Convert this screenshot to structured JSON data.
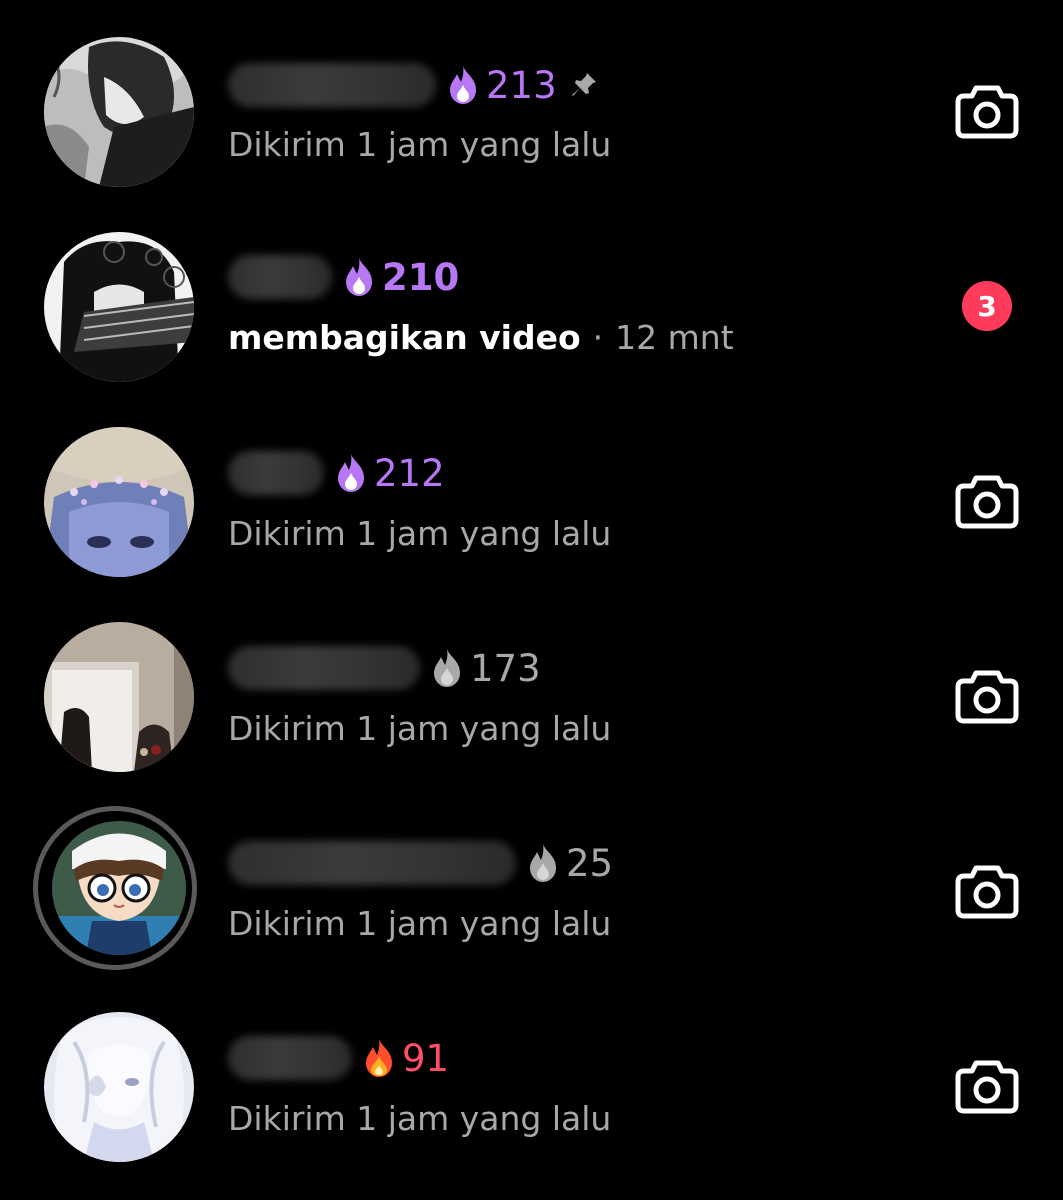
{
  "colors": {
    "background": "#000000",
    "streak_purple": "#b878f5",
    "streak_gray": "#a8a8a8",
    "streak_red": "#ff4d6a",
    "badge_red": "#ff3b5c",
    "secondary_text": "#a8a8a8"
  },
  "conversations": [
    {
      "streak_count": "213",
      "streak_icon": "purple-flame-icon",
      "pinned": true,
      "status": "Dikirim 1 jam yang lalu",
      "action_icon": "camera-icon"
    },
    {
      "streak_count": "210",
      "streak_icon": "purple-flame-icon",
      "activity": "membagikan video",
      "separator": "·",
      "time": "12 mnt",
      "unread_count": "3"
    },
    {
      "streak_count": "212",
      "streak_icon": "purple-flame-icon",
      "status": "Dikirim 1 jam yang lalu",
      "action_icon": "camera-icon"
    },
    {
      "streak_count": "173",
      "streak_icon": "gray-flame-icon",
      "status": "Dikirim 1 jam yang lalu",
      "action_icon": "camera-icon"
    },
    {
      "streak_count": "25",
      "streak_icon": "gray-flame-icon",
      "has_story": true,
      "status": "Dikirim 1 jam yang lalu",
      "action_icon": "camera-icon"
    },
    {
      "streak_count": "91",
      "streak_icon": "red-flame-icon",
      "status": "Dikirim 1 jam yang lalu",
      "action_icon": "camera-icon"
    }
  ]
}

+++

* _Task requirements_:
Except for the pictures, give all the material above again verbatim.

* _Task output_:
Convert this screenshot to structured JSON data.
{
  "colors": {
    "background": "#000000",
    "streak_purple": "#b878f5",
    "streak_gray": "#a8a8a8",
    "streak_red": "#ff4d6a",
    "badge_red": "#ff3b5c",
    "secondary_text": "#a8a8a8"
  },
  "conversations": [
    {
      "streak_count": "213",
      "streak_icon": "purple-flame-icon",
      "pinned": true,
      "status": "Dikirim 1 jam yang lalu",
      "action_icon": "camera-icon"
    },
    {
      "streak_count": "210",
      "streak_icon": "purple-flame-icon",
      "activity": "membagikan video",
      "separator": "·",
      "time": "12 mnt",
      "unread_count": "3"
    },
    {
      "streak_count": "212",
      "streak_icon": "purple-flame-icon",
      "status": "Dikirim 1 jam yang lalu",
      "action_icon": "camera-icon"
    },
    {
      "streak_count": "173",
      "streak_icon": "gray-flame-icon",
      "status": "Dikirim 1 jam yang lalu",
      "action_icon": "camera-icon"
    },
    {
      "streak_count": "25",
      "streak_icon": "gray-flame-icon",
      "has_story": true,
      "status": "Dikirim 1 jam yang lalu",
      "action_icon": "camera-icon"
    },
    {
      "streak_count": "91",
      "streak_icon": "red-flame-icon",
      "status": "Dikirim 1 jam yang lalu",
      "action_icon": "camera-icon"
    }
  ]
}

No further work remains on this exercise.